◆ Set problem ◆
Drop every picture, then transcribe the remaining data exactly.

══ Rows

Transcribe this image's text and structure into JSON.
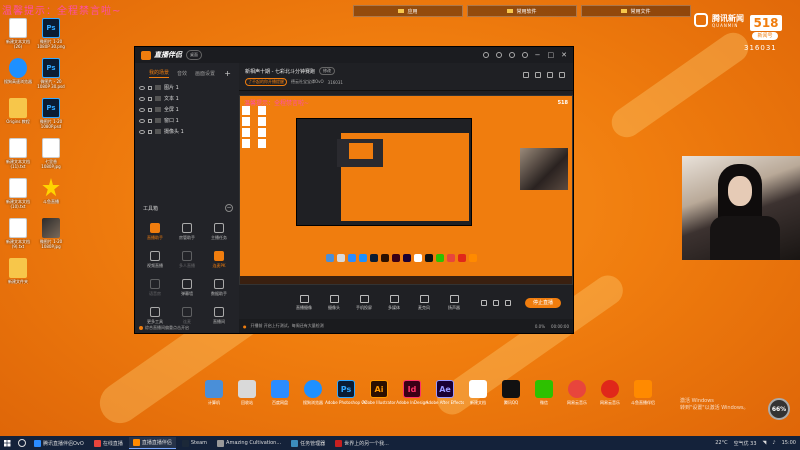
{
  "desktop": {
    "top_text": "温馨提示：全程禁言啦~",
    "folders": [
      {
        "label": "应用"
      },
      {
        "label": "常用软件"
      },
      {
        "label": "常用文件"
      }
    ],
    "icons": [
      {
        "label": "新建文本文档 (26)",
        "icon": "document-icon"
      },
      {
        "label": "微图片 1-20 1080P 30.png",
        "icon": "psd-file-icon"
      },
      {
        "label": "搜狗高速浏览器",
        "icon": "sogou-browser-icon"
      },
      {
        "label": "微图片 - 20 1080P 30.psd",
        "icon": "psd-file-icon"
      },
      {
        "label": "Origins 教程",
        "icon": "folder-icon"
      },
      {
        "label": "微图片 1-20 1080P.psd",
        "icon": "psd-file-icon"
      },
      {
        "label": "新建文本文档 (11).txt",
        "icon": "document-icon"
      },
      {
        "label": "七里香 1080P.jpg",
        "icon": "document-icon"
      },
      {
        "label": "新建文本文档 (10).txt",
        "icon": "document-icon"
      },
      {
        "label": "斗鱼直播",
        "icon": "star-icon"
      },
      {
        "label": "新建文本文档 (9).txt",
        "icon": "document-icon"
      },
      {
        "label": "微图片 1-20 1080P.jpg",
        "icon": "photo-icon"
      },
      {
        "label": "新建文件夹",
        "icon": "folder-icon"
      }
    ]
  },
  "tencent": {
    "brand": "腾讯新闻",
    "brand_en": "QUANMIN",
    "number": "518",
    "tag": "新闻号",
    "id": "316031"
  },
  "app": {
    "name": "直播伴侣",
    "version_tag": "桌面",
    "tabs": [
      "我的场景",
      "音效",
      "画面设置"
    ],
    "scenes": [
      {
        "label": "图片 1"
      },
      {
        "label": "文本 1"
      },
      {
        "label": "全屏 1"
      },
      {
        "label": "窗口 1"
      },
      {
        "label": "摄像头 1"
      }
    ],
    "tools_title": "工具箱",
    "tools": [
      {
        "label": "直播助手",
        "state": "orange"
      },
      {
        "label": "房管助手",
        "state": "normal"
      },
      {
        "label": "主播任务",
        "state": "normal"
      },
      {
        "label": "视频直播",
        "state": "normal"
      },
      {
        "label": "多人直播",
        "state": "dim"
      },
      {
        "label": "连麦PK",
        "state": "orange"
      },
      {
        "label": "语音房",
        "state": "dim"
      },
      {
        "label": "弹幕墙",
        "state": "normal"
      },
      {
        "label": "数据助手",
        "state": "normal"
      },
      {
        "label": "更多工具",
        "state": "normal"
      },
      {
        "label": "连麦",
        "state": "dim"
      },
      {
        "label": "直播间",
        "state": "normal"
      }
    ],
    "footer_notice": "综合直播间偏重点击开启",
    "stream_title": "新相声十期 - 七彩北斗分钟赛跑",
    "edit_label": "修改",
    "warn_label": "了不起的你开播提醒",
    "sub_info": "德云社宝宝谭OvO",
    "sub_id": "316031",
    "bottom_tools": [
      {
        "label": "直播摄像",
        "icon": "screen-icon"
      },
      {
        "label": "摄像头",
        "icon": "camera-icon"
      },
      {
        "label": "手机投屏",
        "icon": "phone-icon"
      },
      {
        "label": "多媒体",
        "icon": "media-icon"
      },
      {
        "label": "麦克风",
        "icon": "mic-icon"
      },
      {
        "label": "扬声器",
        "icon": "speaker-icon"
      }
    ],
    "start_label": "停止直播",
    "status_left": "开播前 开启上行测试，每周还有大量检测",
    "status_right": [
      "0.0%",
      "00:00:00"
    ]
  },
  "dock": [
    {
      "label": "计算机",
      "icon": "computer-icon",
      "color": "#4a8fd8"
    },
    {
      "label": "回收站",
      "icon": "recycle-bin-icon",
      "color": "#d9d9d9"
    },
    {
      "label": "百度网盘",
      "icon": "baidu-netdisk-icon",
      "color": "#2b8cff"
    },
    {
      "label": "搜狗浏览器",
      "icon": "sogou-icon",
      "color": "#1e90ff"
    },
    {
      "label": "Adobe Photoshop CC",
      "icon": "photoshop-icon",
      "color": "#0a1c33"
    },
    {
      "label": "Adobe Illustrator",
      "icon": "illustrator-icon",
      "color": "#2b1000"
    },
    {
      "label": "Adobe InDesign",
      "icon": "indesign-icon",
      "color": "#3b0016"
    },
    {
      "label": "Adobe After Effects",
      "icon": "after-effects-icon",
      "color": "#1a0033"
    },
    {
      "label": "新建文档",
      "icon": "document-icon",
      "color": "#ffffff"
    },
    {
      "label": "腾讯QQ",
      "icon": "qq-icon",
      "color": "#111111"
    },
    {
      "label": "微信",
      "icon": "wechat-icon",
      "color": "#2dc100"
    },
    {
      "label": "网易云音乐",
      "icon": "chrome-icon",
      "color": "#e8453c"
    },
    {
      "label": "网易云音乐",
      "icon": "netease-music-icon",
      "color": "#e0271a"
    },
    {
      "label": "斗鱼直播伴侣",
      "icon": "douyu-icon",
      "color": "#ff8a00"
    }
  ],
  "activate": {
    "line1": "激活 Windows",
    "line2": "转到\"设置\"以激活 Windows。"
  },
  "badge": "66%",
  "taskbar": {
    "items": [
      {
        "label": "腾讯直播伴侣OvO",
        "color": "#2b8cff",
        "active": false
      },
      {
        "label": "在线直播",
        "color": "#e8453c",
        "active": false
      },
      {
        "label": "直播直播伴侣",
        "color": "#ff8a00",
        "active": true
      },
      {
        "label": "Steam",
        "color": "#1b2838",
        "active": false
      },
      {
        "label": "Amazing Cultivation...",
        "color": "#999999",
        "active": false
      },
      {
        "label": "任务管理器",
        "color": "#3c8dbc",
        "active": false
      },
      {
        "label": "世界上的另一个我...",
        "color": "#c82020",
        "active": false
      }
    ],
    "tray": {
      "temp": "22°C",
      "air": "空气优 33",
      "time": "15:00"
    }
  }
}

════

◆ Reply to the task ◆
Transcribe this image's text and structure into JSON.
{
  "desktop": {
    "top_text": "温馨提示：全程禁言啦~",
    "folders": [
      {
        "label": "应用"
      },
      {
        "label": "常用软件"
      },
      {
        "label": "常用文件"
      }
    ],
    "icons": [
      {
        "label": "新建文本文档 (26)",
        "icon": "document-icon"
      },
      {
        "label": "微图片 1-20 1080P 30.png",
        "icon": "psd-file-icon"
      },
      {
        "label": "搜狗高速浏览器",
        "icon": "sogou-browser-icon"
      },
      {
        "label": "微图片 - 20 1080P 30.psd",
        "icon": "psd-file-icon"
      },
      {
        "label": "Origins 教程",
        "icon": "folder-icon"
      },
      {
        "label": "微图片 1-20 1080P.psd",
        "icon": "psd-file-icon"
      },
      {
        "label": "新建文本文档 (11).txt",
        "icon": "document-icon"
      },
      {
        "label": "七里香 1080P.jpg",
        "icon": "document-icon"
      },
      {
        "label": "新建文本文档 (10).txt",
        "icon": "document-icon"
      },
      {
        "label": "斗鱼直播",
        "icon": "star-icon"
      },
      {
        "label": "新建文本文档 (9).txt",
        "icon": "document-icon"
      },
      {
        "label": "微图片 1-20 1080P.jpg",
        "icon": "photo-icon"
      },
      {
        "label": "新建文件夹",
        "icon": "folder-icon"
      }
    ]
  },
  "tencent": {
    "brand": "腾讯新闻",
    "brand_en": "QUANMIN",
    "number": "518",
    "tag": "新闻号",
    "id": "316031"
  },
  "app": {
    "name": "直播伴侣",
    "version_tag": "桌面",
    "tabs": [
      "我的场景",
      "音效",
      "画面设置"
    ],
    "scenes": [
      {
        "label": "图片 1"
      },
      {
        "label": "文本 1"
      },
      {
        "label": "全屏 1"
      },
      {
        "label": "窗口 1"
      },
      {
        "label": "摄像头 1"
      }
    ],
    "tools_title": "工具箱",
    "tools": [
      {
        "label": "直播助手",
        "state": "orange"
      },
      {
        "label": "房管助手",
        "state": "normal"
      },
      {
        "label": "主播任务",
        "state": "normal"
      },
      {
        "label": "视频直播",
        "state": "normal"
      },
      {
        "label": "多人直播",
        "state": "dim"
      },
      {
        "label": "连麦PK",
        "state": "orange"
      },
      {
        "label": "语音房",
        "state": "dim"
      },
      {
        "label": "弹幕墙",
        "state": "normal"
      },
      {
        "label": "数据助手",
        "state": "normal"
      },
      {
        "label": "更多工具",
        "state": "normal"
      },
      {
        "label": "连麦",
        "state": "dim"
      },
      {
        "label": "直播间",
        "state": "normal"
      }
    ],
    "footer_notice": "综合直播间偏重点击开启",
    "stream_title": "新相声十期 - 七彩北斗分钟赛跑",
    "edit_label": "修改",
    "warn_label": "了不起的你开播提醒",
    "sub_info": "德云社宝宝谭OvO",
    "sub_id": "316031",
    "bottom_tools": [
      {
        "label": "直播摄像",
        "icon": "screen-icon"
      },
      {
        "label": "摄像头",
        "icon": "camera-icon"
      },
      {
        "label": "手机投屏",
        "icon": "phone-icon"
      },
      {
        "label": "多媒体",
        "icon": "media-icon"
      },
      {
        "label": "麦克风",
        "icon": "mic-icon"
      },
      {
        "label": "扬声器",
        "icon": "speaker-icon"
      }
    ],
    "start_label": "停止直播",
    "status_left": "开播前 开启上行测试，每周还有大量检测",
    "status_right": [
      "0.0%",
      "00:00:00"
    ]
  },
  "dock": [
    {
      "label": "计算机",
      "icon": "computer-icon",
      "color": "#4a8fd8"
    },
    {
      "label": "回收站",
      "icon": "recycle-bin-icon",
      "color": "#d9d9d9"
    },
    {
      "label": "百度网盘",
      "icon": "baidu-netdisk-icon",
      "color": "#2b8cff"
    },
    {
      "label": "搜狗浏览器",
      "icon": "sogou-icon",
      "color": "#1e90ff"
    },
    {
      "label": "Adobe Photoshop CC",
      "icon": "photoshop-icon",
      "color": "#0a1c33"
    },
    {
      "label": "Adobe Illustrator",
      "icon": "illustrator-icon",
      "color": "#2b1000"
    },
    {
      "label": "Adobe InDesign",
      "icon": "indesign-icon",
      "color": "#3b0016"
    },
    {
      "label": "Adobe After Effects",
      "icon": "after-effects-icon",
      "color": "#1a0033"
    },
    {
      "label": "新建文档",
      "icon": "document-icon",
      "color": "#ffffff"
    },
    {
      "label": "腾讯QQ",
      "icon": "qq-icon",
      "color": "#111111"
    },
    {
      "label": "微信",
      "icon": "wechat-icon",
      "color": "#2dc100"
    },
    {
      "label": "网易云音乐",
      "icon": "chrome-icon",
      "color": "#e8453c"
    },
    {
      "label": "网易云音乐",
      "icon": "netease-music-icon",
      "color": "#e0271a"
    },
    {
      "label": "斗鱼直播伴侣",
      "icon": "douyu-icon",
      "color": "#ff8a00"
    }
  ],
  "activate": {
    "line1": "激活 Windows",
    "line2": "转到\"设置\"以激活 Windows。"
  },
  "badge": "66%",
  "taskbar": {
    "items": [
      {
        "label": "腾讯直播伴侣OvO",
        "color": "#2b8cff",
        "active": false
      },
      {
        "label": "在线直播",
        "color": "#e8453c",
        "active": false
      },
      {
        "label": "直播直播伴侣",
        "color": "#ff8a00",
        "active": true
      },
      {
        "label": "Steam",
        "color": "#1b2838",
        "active": false
      },
      {
        "label": "Amazing Cultivation...",
        "color": "#999999",
        "active": false
      },
      {
        "label": "任务管理器",
        "color": "#3c8dbc",
        "active": false
      },
      {
        "label": "世界上的另一个我...",
        "color": "#c82020",
        "active": false
      }
    ],
    "tray": {
      "temp": "22°C",
      "air": "空气优 33",
      "time": "15:00"
    }
  }
}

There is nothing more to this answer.